Rows:
** BEGIN **

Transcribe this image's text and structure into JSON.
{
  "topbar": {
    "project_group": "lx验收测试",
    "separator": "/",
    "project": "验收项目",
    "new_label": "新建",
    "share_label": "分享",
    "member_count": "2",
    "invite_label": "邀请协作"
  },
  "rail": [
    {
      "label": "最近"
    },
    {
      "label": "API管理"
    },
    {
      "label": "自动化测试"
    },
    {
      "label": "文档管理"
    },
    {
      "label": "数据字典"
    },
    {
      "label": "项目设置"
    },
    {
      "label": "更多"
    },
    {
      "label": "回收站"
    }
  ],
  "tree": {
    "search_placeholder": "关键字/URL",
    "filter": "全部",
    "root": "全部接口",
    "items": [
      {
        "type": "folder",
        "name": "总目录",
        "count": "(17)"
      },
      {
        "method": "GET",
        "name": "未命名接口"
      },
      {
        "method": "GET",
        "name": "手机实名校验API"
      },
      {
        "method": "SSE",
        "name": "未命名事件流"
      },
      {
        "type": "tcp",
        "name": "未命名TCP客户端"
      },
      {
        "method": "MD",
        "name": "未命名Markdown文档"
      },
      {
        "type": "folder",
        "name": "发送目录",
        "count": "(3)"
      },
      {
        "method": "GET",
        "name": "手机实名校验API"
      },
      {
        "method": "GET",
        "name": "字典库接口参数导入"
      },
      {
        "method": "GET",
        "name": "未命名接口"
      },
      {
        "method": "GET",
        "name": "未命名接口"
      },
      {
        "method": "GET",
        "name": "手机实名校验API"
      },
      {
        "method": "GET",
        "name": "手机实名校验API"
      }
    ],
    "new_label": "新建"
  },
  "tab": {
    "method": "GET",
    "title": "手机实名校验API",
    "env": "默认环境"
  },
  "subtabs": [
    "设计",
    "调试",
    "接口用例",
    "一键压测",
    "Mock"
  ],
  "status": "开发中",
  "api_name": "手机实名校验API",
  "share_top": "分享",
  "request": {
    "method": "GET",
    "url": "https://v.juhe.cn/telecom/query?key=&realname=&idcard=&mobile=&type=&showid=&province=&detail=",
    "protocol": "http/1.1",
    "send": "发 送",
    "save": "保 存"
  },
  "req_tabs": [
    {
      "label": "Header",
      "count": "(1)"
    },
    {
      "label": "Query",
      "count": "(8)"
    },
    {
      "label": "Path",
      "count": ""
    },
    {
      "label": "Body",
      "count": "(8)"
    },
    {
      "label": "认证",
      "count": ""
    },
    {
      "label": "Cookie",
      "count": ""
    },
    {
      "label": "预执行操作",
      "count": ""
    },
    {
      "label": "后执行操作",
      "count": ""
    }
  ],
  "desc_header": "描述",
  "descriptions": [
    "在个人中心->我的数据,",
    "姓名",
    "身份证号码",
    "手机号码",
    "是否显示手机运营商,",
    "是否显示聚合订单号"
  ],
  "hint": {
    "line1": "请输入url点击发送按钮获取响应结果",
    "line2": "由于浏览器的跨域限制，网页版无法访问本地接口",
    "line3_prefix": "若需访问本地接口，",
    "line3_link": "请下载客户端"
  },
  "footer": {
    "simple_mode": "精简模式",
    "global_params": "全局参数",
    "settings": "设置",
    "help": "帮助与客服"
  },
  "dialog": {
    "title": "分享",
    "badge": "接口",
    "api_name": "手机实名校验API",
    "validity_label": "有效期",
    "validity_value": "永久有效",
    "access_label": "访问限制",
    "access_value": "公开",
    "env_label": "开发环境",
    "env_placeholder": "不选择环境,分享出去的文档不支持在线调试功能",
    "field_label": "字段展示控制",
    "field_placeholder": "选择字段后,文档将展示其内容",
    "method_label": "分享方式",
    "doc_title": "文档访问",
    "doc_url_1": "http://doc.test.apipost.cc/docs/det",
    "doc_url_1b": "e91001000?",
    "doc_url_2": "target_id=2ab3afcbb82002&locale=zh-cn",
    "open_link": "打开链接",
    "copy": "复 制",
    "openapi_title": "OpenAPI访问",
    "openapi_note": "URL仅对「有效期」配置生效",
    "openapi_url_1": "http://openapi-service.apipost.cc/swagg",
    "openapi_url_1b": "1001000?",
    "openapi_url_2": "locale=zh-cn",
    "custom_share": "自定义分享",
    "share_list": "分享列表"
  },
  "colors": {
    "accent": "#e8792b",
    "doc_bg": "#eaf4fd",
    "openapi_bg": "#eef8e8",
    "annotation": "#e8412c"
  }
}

** END **

All of the data needs to be reproduced exactly, with no line missing.

Transcribe this image's text and structure into JSON.
{
  "topbar": {
    "project_group": "lx验收测试",
    "separator": "/",
    "project": "验收项目",
    "new_label": "新建",
    "share_label": "分享",
    "member_count": "2",
    "invite_label": "邀请协作"
  },
  "rail": [
    {
      "label": "最近"
    },
    {
      "label": "API管理"
    },
    {
      "label": "自动化测试"
    },
    {
      "label": "文档管理"
    },
    {
      "label": "数据字典"
    },
    {
      "label": "项目设置"
    },
    {
      "label": "更多"
    },
    {
      "label": "回收站"
    }
  ],
  "tree": {
    "search_placeholder": "关键字/URL",
    "filter": "全部",
    "root": "全部接口",
    "items": [
      {
        "type": "folder",
        "name": "总目录",
        "count": "(17)"
      },
      {
        "method": "GET",
        "name": "未命名接口"
      },
      {
        "method": "GET",
        "name": "手机实名校验API"
      },
      {
        "method": "SSE",
        "name": "未命名事件流"
      },
      {
        "type": "tcp",
        "name": "未命名TCP客户端"
      },
      {
        "method": "MD",
        "name": "未命名Markdown文档"
      },
      {
        "type": "folder",
        "name": "发送目录",
        "count": "(3)"
      },
      {
        "method": "GET",
        "name": "手机实名校验API"
      },
      {
        "method": "GET",
        "name": "字典库接口参数导入"
      },
      {
        "method": "GET",
        "name": "未命名接口"
      },
      {
        "method": "GET",
        "name": "未命名接口"
      },
      {
        "method": "GET",
        "name": "手机实名校验API"
      },
      {
        "method": "GET",
        "name": "手机实名校验API"
      }
    ],
    "new_label": "新建"
  },
  "tab": {
    "method": "GET",
    "title": "手机实名校验API",
    "env": "默认环境"
  },
  "subtabs": [
    "设计",
    "调试",
    "接口用例",
    "一键压测",
    "Mock"
  ],
  "status": "开发中",
  "api_name": "手机实名校验API",
  "share_top": "分享",
  "request": {
    "method": "GET",
    "url": "https://v.juhe.cn/telecom/query?key=&realname=&idcard=&mobile=&type=&showid=&province=&detail=",
    "protocol": "http/1.1",
    "send": "发 送",
    "save": "保 存"
  },
  "req_tabs": [
    {
      "label": "Header",
      "count": "(1)"
    },
    {
      "label": "Query",
      "count": "(8)"
    },
    {
      "label": "Path",
      "count": ""
    },
    {
      "label": "Body",
      "count": "(8)"
    },
    {
      "label": "认证",
      "count": ""
    },
    {
      "label": "Cookie",
      "count": ""
    },
    {
      "label": "预执行操作",
      "count": ""
    },
    {
      "label": "后执行操作",
      "count": ""
    }
  ],
  "desc_header": "描述",
  "descriptions": [
    "在个人中心->我的数据,",
    "姓名",
    "身份证号码",
    "手机号码",
    "是否显示手机运营商,",
    "是否显示聚合订单号"
  ],
  "hint": {
    "line1": "请输入url点击发送按钮获取响应结果",
    "line2": "由于浏览器的跨域限制，网页版无法访问本地接口",
    "line3_prefix": "若需访问本地接口，",
    "line3_link": "请下载客户端"
  },
  "footer": {
    "simple_mode": "精简模式",
    "global_params": "全局参数",
    "settings": "设置",
    "help": "帮助与客服"
  },
  "dialog": {
    "title": "分享",
    "badge": "接口",
    "api_name": "手机实名校验API",
    "validity_label": "有效期",
    "validity_value": "永久有效",
    "access_label": "访问限制",
    "access_value": "公开",
    "env_label": "开发环境",
    "env_placeholder": "不选择环境,分享出去的文档不支持在线调试功能",
    "field_label": "字段展示控制",
    "field_placeholder": "选择字段后,文档将展示其内容",
    "method_label": "分享方式",
    "doc_title": "文档访问",
    "doc_url_1": "http://doc.test.apipost.cc/docs/det",
    "doc_url_1b": "e91001000?",
    "doc_url_2": "target_id=2ab3afcbb82002&locale=zh-cn",
    "open_link": "打开链接",
    "copy": "复 制",
    "openapi_title": "OpenAPI访问",
    "openapi_note": "URL仅对「有效期」配置生效",
    "openapi_url_1": "http://openapi-service.apipost.cc/swagg",
    "openapi_url_1b": "1001000?",
    "openapi_url_2": "locale=zh-cn",
    "custom_share": "自定义分享",
    "share_list": "分享列表"
  },
  "colors": {
    "accent": "#e8792b",
    "doc_bg": "#eaf4fd",
    "openapi_bg": "#eef8e8",
    "annotation": "#e8412c"
  }
}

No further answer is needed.